TASK DESCRIPTION: Transcribe the records that follow in their entirety, omitting any pictures.

ROWS:
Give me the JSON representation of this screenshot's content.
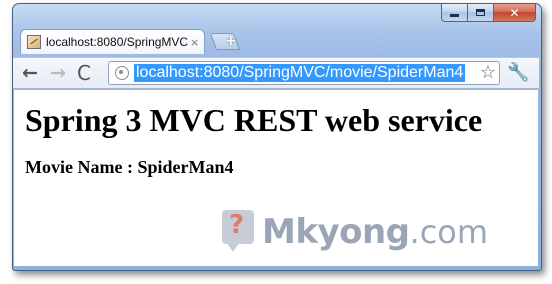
{
  "window": {
    "minimize_icon": "minimize-icon",
    "maximize_icon": "maximize-icon",
    "close_icon": "close-icon",
    "close_label": "✕"
  },
  "tab": {
    "title": "localhost:8080/SpringMVC/",
    "close_label": "×"
  },
  "new_tab": {
    "label": "+"
  },
  "toolbar": {
    "back_label": "←",
    "forward_label": "→",
    "reload_label": "C",
    "url": "localhost:8080/SpringMVC/movie/SpiderMan4",
    "star_label": "☆",
    "wrench_label": "🔧"
  },
  "page": {
    "heading": "Spring 3 MVC REST web service",
    "movie_line": "Movie Name : SpiderMan4"
  },
  "watermark": {
    "question": "?",
    "brand": "Mkyong",
    "suffix": ".com"
  },
  "colors": {
    "selection": "#3399ff",
    "frame": "#a9c4ea",
    "close_button": "#c2452b"
  }
}
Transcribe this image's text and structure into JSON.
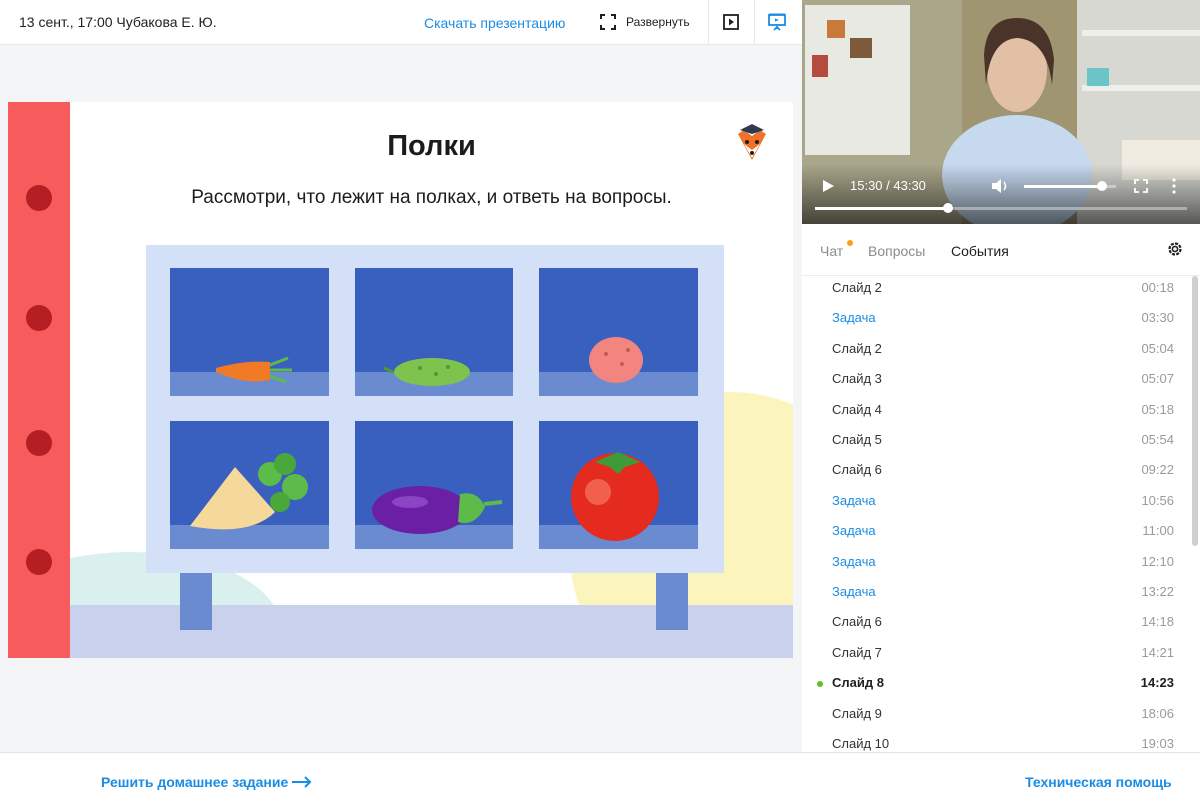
{
  "header": {
    "lesson_title": "13 сент., 17:00 Чубакова Е. Ю.",
    "download_label": "Скачать презентацию",
    "expand_label": "Развернуть"
  },
  "slide": {
    "title": "Полки",
    "subtitle": "Рассмотри, что лежит на полках, и ответь на вопросы.",
    "shelf_items": [
      "carrot",
      "cucumber",
      "potato",
      "parsnip",
      "eggplant",
      "tomato"
    ]
  },
  "video": {
    "time": "15:30 / 43:30",
    "progress": 0.3563,
    "volume": 0.85
  },
  "panel": {
    "tabs": [
      {
        "label": "Чат",
        "active": false,
        "has_new": true
      },
      {
        "label": "Вопросы",
        "active": false
      },
      {
        "label": "События",
        "active": true
      }
    ],
    "events": [
      {
        "name": "Слайд 2",
        "time": "00:18",
        "type": "slide"
      },
      {
        "name": "Задача",
        "time": "03:30",
        "type": "task"
      },
      {
        "name": "Слайд 2",
        "time": "05:04",
        "type": "slide"
      },
      {
        "name": "Слайд 3",
        "time": "05:07",
        "type": "slide"
      },
      {
        "name": "Слайд 4",
        "time": "05:18",
        "type": "slide"
      },
      {
        "name": "Слайд 5",
        "time": "05:54",
        "type": "slide"
      },
      {
        "name": "Слайд 6",
        "time": "09:22",
        "type": "slide"
      },
      {
        "name": "Задача",
        "time": "10:56",
        "type": "task"
      },
      {
        "name": "Задача",
        "time": "11:00",
        "type": "task"
      },
      {
        "name": "Задача",
        "time": "12:10",
        "type": "task"
      },
      {
        "name": "Задача",
        "time": "13:22",
        "type": "task"
      },
      {
        "name": "Слайд 6",
        "time": "14:18",
        "type": "slide"
      },
      {
        "name": "Слайд 7",
        "time": "14:21",
        "type": "slide"
      },
      {
        "name": "Слайд 8",
        "time": "14:23",
        "type": "slide",
        "current": true
      },
      {
        "name": "Слайд 9",
        "time": "18:06",
        "type": "slide"
      },
      {
        "name": "Слайд 10",
        "time": "19:03",
        "type": "slide"
      }
    ]
  },
  "footer": {
    "homework_label": "Решить домашнее задание",
    "help_label": "Техническая помощь"
  },
  "colors": {
    "accent": "#1a8ce3",
    "binder": "#f85b5b",
    "shelf_frame": "#d3e0f7",
    "shelf_bg": "#395fbf",
    "current_dot": "#62bf2c"
  }
}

RESPONSE TO THIS EXERCISE:
Give me the JSON representation of this screenshot's content.
{
  "window": {
    "minimize_icon": "minimize-icon",
    "maximize_icon": "maximize-icon",
    "close_icon": "close-icon",
    "close_label": "✕"
  },
  "tab": {
    "title": "localhost:8080/SpringMVC/",
    "close_label": "×"
  },
  "new_tab": {
    "label": "+"
  },
  "toolbar": {
    "back_label": "←",
    "forward_label": "→",
    "reload_label": "C",
    "url": "localhost:8080/SpringMVC/movie/SpiderMan4",
    "star_label": "☆",
    "wrench_label": "🔧"
  },
  "page": {
    "heading": "Spring 3 MVC REST web service",
    "movie_line": "Movie Name : SpiderMan4"
  },
  "watermark": {
    "question": "?",
    "brand": "Mkyong",
    "suffix": ".com"
  },
  "colors": {
    "selection": "#3399ff",
    "frame": "#a9c4ea",
    "close_button": "#c2452b"
  }
}
Transcribe this image's text and structure into JSON.
{
  "header": {
    "lesson_title": "13 сент., 17:00 Чубакова Е. Ю.",
    "download_label": "Скачать презентацию",
    "expand_label": "Развернуть"
  },
  "slide": {
    "title": "Полки",
    "subtitle": "Рассмотри, что лежит на полках, и ответь на вопросы.",
    "shelf_items": [
      "carrot",
      "cucumber",
      "potato",
      "parsnip",
      "eggplant",
      "tomato"
    ]
  },
  "video": {
    "time": "15:30 / 43:30",
    "progress": 0.3563,
    "volume": 0.85
  },
  "panel": {
    "tabs": [
      {
        "label": "Чат",
        "active": false,
        "has_new": true
      },
      {
        "label": "Вопросы",
        "active": false
      },
      {
        "label": "События",
        "active": true
      }
    ],
    "events": [
      {
        "name": "Слайд 2",
        "time": "00:18",
        "type": "slide"
      },
      {
        "name": "Задача",
        "time": "03:30",
        "type": "task"
      },
      {
        "name": "Слайд 2",
        "time": "05:04",
        "type": "slide"
      },
      {
        "name": "Слайд 3",
        "time": "05:07",
        "type": "slide"
      },
      {
        "name": "Слайд 4",
        "time": "05:18",
        "type": "slide"
      },
      {
        "name": "Слайд 5",
        "time": "05:54",
        "type": "slide"
      },
      {
        "name": "Слайд 6",
        "time": "09:22",
        "type": "slide"
      },
      {
        "name": "Задача",
        "time": "10:56",
        "type": "task"
      },
      {
        "name": "Задача",
        "time": "11:00",
        "type": "task"
      },
      {
        "name": "Задача",
        "time": "12:10",
        "type": "task"
      },
      {
        "name": "Задача",
        "time": "13:22",
        "type": "task"
      },
      {
        "name": "Слайд 6",
        "time": "14:18",
        "type": "slide"
      },
      {
        "name": "Слайд 7",
        "time": "14:21",
        "type": "slide"
      },
      {
        "name": "Слайд 8",
        "time": "14:23",
        "type": "slide",
        "current": true
      },
      {
        "name": "Слайд 9",
        "time": "18:06",
        "type": "slide"
      },
      {
        "name": "Слайд 10",
        "time": "19:03",
        "type": "slide"
      }
    ]
  },
  "footer": {
    "homework_label": "Решить домашнее задание",
    "help_label": "Техническая помощь"
  },
  "colors": {
    "accent": "#1a8ce3",
    "binder": "#f85b5b",
    "shelf_frame": "#d3e0f7",
    "shelf_bg": "#395fbf",
    "current_dot": "#62bf2c"
  }
}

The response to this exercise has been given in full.